Exercise description
Gather, from the data below, each line in which the word "放水冲刷坐便器" occurs.

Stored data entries
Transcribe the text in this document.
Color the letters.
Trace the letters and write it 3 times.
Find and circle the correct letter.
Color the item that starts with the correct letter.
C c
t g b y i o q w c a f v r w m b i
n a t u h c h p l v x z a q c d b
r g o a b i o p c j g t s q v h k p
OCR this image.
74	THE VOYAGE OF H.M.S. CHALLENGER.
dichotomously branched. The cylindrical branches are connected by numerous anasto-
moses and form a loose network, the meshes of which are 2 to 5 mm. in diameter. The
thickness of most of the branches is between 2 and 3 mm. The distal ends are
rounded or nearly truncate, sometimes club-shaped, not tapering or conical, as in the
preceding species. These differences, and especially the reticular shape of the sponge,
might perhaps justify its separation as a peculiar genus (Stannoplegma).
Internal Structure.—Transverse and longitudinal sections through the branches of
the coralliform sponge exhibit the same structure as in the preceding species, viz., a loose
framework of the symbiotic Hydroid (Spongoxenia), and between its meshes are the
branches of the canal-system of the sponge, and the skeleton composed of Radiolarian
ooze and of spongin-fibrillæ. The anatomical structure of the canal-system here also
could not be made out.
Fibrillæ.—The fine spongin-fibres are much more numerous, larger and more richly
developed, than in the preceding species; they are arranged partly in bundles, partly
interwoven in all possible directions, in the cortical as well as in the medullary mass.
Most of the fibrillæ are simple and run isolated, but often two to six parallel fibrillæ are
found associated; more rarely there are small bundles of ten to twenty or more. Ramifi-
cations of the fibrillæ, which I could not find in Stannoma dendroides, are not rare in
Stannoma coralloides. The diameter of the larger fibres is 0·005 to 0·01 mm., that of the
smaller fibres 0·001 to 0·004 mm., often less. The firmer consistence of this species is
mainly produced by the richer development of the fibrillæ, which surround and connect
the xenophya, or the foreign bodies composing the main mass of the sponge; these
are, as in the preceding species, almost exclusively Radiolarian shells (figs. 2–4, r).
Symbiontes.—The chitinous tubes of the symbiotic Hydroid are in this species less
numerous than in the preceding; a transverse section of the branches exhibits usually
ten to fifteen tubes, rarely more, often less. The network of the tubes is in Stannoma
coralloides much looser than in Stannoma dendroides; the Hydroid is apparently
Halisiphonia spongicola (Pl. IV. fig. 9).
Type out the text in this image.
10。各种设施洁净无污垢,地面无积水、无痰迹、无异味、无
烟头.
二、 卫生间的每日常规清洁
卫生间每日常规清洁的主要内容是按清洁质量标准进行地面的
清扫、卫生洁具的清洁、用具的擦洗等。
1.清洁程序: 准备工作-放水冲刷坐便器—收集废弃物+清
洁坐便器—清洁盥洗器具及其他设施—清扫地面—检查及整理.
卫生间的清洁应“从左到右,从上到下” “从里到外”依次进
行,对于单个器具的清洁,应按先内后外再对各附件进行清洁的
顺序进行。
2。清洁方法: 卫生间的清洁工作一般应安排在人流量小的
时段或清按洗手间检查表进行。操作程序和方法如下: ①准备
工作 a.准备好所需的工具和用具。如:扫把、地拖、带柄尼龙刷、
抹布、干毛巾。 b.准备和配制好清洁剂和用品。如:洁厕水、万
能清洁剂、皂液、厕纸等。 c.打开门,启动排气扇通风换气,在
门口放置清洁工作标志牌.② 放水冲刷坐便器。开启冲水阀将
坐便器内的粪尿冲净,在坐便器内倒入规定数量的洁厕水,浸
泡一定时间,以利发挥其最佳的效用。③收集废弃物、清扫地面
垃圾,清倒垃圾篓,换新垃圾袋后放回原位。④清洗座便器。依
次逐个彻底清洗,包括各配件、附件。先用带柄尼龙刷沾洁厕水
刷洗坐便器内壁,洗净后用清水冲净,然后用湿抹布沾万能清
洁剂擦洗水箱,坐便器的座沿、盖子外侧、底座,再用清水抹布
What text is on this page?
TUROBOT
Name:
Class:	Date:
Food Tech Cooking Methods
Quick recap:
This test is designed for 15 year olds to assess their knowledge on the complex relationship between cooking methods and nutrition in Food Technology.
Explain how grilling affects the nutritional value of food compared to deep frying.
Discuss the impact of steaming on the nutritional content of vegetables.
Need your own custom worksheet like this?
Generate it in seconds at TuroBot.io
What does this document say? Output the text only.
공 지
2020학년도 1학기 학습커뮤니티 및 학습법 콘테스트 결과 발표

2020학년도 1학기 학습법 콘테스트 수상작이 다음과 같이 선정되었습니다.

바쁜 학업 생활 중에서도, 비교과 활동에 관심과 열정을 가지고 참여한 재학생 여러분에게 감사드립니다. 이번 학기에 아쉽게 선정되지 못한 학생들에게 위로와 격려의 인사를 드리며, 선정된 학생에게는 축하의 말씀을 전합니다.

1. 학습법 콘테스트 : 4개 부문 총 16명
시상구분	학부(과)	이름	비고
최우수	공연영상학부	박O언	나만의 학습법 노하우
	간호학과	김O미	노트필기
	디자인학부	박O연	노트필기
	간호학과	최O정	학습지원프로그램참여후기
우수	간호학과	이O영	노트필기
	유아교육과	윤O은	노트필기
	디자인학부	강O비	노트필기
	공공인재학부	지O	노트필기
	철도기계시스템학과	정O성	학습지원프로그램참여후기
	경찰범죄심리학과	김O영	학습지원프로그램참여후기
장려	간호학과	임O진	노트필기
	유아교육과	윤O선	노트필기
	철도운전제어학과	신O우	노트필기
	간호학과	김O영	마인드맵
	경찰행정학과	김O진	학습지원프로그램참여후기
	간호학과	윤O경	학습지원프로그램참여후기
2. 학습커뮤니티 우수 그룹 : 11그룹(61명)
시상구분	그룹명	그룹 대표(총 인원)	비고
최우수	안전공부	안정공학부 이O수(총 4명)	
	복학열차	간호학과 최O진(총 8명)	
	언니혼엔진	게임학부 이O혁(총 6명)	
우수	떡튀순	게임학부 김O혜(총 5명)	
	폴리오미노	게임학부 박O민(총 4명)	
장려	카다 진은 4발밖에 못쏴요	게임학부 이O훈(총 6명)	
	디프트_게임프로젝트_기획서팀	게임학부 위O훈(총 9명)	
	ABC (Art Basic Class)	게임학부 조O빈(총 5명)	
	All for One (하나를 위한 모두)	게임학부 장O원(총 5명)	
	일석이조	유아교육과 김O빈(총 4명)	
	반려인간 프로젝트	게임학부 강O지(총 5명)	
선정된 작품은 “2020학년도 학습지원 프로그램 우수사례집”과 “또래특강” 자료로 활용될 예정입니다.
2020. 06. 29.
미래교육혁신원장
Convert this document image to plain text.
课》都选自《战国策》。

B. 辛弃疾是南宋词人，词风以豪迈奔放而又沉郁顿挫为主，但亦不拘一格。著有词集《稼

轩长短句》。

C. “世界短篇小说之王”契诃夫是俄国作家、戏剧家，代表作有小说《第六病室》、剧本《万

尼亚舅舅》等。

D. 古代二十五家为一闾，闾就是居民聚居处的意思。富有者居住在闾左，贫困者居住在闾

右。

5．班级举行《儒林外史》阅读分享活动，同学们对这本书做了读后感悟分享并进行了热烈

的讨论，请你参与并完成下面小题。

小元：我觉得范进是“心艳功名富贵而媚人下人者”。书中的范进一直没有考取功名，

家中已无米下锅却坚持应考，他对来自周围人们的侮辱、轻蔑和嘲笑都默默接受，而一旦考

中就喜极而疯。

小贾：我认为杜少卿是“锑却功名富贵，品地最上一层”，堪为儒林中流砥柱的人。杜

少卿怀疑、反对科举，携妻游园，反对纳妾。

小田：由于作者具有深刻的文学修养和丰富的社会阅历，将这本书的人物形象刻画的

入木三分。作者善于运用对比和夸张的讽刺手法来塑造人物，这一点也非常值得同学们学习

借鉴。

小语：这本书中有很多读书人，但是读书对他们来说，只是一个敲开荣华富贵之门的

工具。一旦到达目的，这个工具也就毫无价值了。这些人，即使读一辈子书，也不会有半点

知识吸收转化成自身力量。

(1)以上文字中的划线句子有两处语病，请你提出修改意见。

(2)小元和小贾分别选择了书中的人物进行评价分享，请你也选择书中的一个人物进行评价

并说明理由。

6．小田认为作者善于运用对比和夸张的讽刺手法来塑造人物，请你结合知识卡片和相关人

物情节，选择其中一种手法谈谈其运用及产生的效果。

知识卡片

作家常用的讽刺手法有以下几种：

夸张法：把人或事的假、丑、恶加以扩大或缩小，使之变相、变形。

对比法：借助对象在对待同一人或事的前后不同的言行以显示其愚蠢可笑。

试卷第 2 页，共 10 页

Response below
1.清洁程序: 准备工作-放水冲刷坐便器—收集废弃物+清
门口放置清洁工作标志牌.② 放水冲刷坐便器。开启冲水阀将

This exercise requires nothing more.